WHAT YOU HAVE TO DO: Show all lines holding the string "endpoints".

Records excerpted from a collection:
- - - - -

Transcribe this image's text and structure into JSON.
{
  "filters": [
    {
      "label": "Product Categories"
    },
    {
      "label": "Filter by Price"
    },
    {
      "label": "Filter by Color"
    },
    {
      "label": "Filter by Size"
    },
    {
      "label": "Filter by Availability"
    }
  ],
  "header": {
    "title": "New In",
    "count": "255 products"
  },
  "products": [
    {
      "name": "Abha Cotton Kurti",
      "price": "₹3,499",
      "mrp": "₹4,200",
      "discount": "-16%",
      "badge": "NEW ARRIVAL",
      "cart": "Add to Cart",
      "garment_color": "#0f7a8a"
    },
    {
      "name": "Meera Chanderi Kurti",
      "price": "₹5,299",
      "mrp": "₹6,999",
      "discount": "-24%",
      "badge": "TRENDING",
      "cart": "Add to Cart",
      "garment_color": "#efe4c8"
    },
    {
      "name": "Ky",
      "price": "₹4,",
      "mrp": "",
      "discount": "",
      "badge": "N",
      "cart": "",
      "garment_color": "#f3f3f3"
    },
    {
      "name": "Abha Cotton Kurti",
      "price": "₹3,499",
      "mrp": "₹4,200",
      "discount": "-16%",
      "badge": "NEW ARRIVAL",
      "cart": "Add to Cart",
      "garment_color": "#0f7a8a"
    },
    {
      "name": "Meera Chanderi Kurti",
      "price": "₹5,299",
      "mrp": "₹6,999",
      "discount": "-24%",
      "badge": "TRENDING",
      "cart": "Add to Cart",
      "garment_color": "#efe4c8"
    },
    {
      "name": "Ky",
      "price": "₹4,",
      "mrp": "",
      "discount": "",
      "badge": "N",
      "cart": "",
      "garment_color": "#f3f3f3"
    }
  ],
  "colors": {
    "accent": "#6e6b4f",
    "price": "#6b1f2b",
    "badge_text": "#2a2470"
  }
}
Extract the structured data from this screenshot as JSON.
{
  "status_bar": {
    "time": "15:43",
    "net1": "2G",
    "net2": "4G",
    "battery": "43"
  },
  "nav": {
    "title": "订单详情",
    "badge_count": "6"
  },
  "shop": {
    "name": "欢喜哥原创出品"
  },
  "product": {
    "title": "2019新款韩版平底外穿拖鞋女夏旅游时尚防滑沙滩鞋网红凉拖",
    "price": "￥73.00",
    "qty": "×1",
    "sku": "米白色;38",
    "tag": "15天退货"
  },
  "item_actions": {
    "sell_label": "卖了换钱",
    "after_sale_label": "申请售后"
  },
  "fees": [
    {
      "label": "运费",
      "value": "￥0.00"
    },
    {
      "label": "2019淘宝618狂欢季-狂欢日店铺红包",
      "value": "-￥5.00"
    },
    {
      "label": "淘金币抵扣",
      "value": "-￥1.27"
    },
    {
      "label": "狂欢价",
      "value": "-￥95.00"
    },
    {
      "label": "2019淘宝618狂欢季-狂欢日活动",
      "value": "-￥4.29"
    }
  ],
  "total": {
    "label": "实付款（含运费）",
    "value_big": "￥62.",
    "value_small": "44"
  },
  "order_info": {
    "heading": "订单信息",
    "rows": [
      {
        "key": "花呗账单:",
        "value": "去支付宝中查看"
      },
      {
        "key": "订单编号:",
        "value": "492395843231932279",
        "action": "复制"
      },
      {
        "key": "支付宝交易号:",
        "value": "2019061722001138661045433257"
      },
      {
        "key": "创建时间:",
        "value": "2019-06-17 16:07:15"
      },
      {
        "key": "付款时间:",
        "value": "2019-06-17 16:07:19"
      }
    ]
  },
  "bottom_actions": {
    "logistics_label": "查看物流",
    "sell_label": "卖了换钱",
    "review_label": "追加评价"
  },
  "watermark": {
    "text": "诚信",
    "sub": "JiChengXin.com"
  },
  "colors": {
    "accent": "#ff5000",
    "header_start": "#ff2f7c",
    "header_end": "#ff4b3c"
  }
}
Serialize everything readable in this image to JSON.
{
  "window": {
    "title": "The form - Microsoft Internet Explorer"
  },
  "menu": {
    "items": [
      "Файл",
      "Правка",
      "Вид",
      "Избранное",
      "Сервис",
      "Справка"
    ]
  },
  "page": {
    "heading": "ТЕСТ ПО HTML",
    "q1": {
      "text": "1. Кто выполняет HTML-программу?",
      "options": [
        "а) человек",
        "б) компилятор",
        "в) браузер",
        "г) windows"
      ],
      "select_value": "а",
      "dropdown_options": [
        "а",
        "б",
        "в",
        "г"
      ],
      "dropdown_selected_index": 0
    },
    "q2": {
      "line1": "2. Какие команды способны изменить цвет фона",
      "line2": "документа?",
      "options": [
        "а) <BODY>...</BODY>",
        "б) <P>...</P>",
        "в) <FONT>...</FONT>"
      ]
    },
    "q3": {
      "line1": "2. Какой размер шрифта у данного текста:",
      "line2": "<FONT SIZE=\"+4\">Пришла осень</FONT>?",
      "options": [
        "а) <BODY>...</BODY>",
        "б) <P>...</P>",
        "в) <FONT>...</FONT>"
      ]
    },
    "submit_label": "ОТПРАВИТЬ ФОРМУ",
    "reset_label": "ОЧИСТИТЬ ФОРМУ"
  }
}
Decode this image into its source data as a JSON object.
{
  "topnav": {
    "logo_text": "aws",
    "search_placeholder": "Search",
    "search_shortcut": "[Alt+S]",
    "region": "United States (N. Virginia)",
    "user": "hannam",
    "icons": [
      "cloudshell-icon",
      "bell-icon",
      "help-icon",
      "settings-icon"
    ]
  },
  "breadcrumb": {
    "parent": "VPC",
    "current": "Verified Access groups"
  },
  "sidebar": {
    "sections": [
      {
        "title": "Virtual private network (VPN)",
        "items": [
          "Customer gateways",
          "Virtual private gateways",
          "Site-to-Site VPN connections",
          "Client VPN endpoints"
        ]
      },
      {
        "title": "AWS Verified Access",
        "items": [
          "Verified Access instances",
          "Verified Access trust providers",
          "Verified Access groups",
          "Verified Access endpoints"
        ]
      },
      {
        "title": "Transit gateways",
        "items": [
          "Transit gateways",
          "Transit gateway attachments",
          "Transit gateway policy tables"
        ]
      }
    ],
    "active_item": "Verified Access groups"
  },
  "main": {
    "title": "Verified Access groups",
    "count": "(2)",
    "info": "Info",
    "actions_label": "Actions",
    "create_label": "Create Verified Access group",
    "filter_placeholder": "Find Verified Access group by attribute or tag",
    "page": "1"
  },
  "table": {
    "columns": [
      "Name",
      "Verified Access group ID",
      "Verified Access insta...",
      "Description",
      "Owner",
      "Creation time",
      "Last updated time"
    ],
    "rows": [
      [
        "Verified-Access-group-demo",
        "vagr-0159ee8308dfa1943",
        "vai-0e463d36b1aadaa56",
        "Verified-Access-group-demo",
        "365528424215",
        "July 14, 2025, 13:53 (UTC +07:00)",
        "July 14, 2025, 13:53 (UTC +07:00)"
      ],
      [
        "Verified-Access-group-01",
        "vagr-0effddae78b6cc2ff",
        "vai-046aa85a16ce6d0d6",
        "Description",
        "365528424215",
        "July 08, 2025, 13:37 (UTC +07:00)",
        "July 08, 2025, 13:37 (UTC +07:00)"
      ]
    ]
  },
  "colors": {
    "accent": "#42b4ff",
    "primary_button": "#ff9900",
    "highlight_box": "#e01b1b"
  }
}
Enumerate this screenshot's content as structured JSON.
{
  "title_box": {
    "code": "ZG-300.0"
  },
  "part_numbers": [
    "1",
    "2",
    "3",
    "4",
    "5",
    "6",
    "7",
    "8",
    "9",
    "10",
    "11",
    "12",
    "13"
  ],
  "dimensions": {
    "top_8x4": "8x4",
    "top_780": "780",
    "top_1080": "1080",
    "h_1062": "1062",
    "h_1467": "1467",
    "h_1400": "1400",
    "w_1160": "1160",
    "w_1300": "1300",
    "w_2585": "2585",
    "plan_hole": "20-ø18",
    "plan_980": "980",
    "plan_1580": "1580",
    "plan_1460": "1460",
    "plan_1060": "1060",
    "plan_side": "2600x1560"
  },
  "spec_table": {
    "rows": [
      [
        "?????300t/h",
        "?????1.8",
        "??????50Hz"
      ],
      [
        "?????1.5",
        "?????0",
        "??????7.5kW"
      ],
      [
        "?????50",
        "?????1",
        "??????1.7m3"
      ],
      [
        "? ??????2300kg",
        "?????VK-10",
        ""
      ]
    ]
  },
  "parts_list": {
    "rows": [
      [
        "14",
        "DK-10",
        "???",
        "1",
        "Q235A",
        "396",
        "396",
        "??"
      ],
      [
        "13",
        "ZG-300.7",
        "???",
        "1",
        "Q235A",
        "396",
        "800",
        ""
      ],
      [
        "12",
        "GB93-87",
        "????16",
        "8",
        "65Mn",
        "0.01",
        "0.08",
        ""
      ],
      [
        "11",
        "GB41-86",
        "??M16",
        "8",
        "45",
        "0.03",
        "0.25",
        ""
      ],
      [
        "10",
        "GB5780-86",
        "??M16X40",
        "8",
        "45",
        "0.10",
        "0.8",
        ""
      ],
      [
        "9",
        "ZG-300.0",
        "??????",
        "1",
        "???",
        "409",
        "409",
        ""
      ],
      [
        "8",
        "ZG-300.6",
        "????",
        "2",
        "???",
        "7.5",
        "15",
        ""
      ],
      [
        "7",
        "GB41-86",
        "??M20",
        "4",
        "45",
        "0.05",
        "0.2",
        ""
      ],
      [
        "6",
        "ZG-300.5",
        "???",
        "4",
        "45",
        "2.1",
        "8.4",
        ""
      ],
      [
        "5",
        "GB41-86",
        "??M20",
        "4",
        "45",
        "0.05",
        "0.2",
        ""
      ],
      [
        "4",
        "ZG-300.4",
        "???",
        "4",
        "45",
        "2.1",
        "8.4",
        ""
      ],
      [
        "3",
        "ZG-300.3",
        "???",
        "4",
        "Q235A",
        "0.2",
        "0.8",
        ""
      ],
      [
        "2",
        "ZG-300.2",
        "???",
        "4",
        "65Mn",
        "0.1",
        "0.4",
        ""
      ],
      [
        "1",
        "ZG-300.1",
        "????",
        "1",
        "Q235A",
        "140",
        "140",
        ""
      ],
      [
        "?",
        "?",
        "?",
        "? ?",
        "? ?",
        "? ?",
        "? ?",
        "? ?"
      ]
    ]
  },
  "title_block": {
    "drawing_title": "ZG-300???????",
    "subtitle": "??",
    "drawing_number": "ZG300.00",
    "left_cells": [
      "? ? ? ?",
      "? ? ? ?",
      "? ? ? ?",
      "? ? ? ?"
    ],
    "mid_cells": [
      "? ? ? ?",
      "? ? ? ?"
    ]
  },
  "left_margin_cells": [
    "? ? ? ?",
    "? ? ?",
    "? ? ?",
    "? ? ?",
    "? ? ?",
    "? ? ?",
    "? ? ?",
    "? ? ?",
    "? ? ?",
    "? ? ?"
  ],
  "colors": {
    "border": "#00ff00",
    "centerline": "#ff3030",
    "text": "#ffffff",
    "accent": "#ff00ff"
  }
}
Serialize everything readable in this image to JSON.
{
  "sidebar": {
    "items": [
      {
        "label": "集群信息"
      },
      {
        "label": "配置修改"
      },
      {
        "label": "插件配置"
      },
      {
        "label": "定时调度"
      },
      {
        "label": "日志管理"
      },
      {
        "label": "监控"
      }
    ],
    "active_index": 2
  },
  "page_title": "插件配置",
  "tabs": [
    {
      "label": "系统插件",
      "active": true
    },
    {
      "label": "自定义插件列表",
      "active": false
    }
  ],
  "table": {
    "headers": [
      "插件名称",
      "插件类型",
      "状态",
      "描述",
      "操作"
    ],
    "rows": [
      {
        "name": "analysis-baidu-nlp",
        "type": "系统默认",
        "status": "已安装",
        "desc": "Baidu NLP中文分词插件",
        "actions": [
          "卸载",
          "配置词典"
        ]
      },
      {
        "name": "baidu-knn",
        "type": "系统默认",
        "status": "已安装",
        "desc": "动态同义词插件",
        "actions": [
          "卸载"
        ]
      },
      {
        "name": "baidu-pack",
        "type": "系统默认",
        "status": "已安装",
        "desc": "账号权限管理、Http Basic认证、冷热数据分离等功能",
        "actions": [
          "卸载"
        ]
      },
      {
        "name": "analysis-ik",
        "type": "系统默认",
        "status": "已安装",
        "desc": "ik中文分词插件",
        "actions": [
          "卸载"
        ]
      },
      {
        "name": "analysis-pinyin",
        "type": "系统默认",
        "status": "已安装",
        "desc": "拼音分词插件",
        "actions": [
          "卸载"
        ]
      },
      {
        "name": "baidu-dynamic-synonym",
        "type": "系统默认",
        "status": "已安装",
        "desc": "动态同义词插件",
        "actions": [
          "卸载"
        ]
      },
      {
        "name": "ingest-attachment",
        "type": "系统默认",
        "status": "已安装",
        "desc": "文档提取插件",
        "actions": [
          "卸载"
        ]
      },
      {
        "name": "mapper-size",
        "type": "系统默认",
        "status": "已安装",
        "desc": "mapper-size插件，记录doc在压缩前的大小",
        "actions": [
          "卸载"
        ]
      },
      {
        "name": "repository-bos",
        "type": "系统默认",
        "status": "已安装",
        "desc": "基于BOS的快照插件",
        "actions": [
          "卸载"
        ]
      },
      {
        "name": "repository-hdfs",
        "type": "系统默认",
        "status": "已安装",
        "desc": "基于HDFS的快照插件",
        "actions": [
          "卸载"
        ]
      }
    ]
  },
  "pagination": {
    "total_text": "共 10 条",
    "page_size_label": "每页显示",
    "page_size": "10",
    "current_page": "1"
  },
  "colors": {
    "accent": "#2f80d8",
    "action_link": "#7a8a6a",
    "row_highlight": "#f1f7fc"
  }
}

- - - - -

SOLUTION TO THIS EXERCISE:
          "Client VPN endpoints"
          "Verified Access endpoints"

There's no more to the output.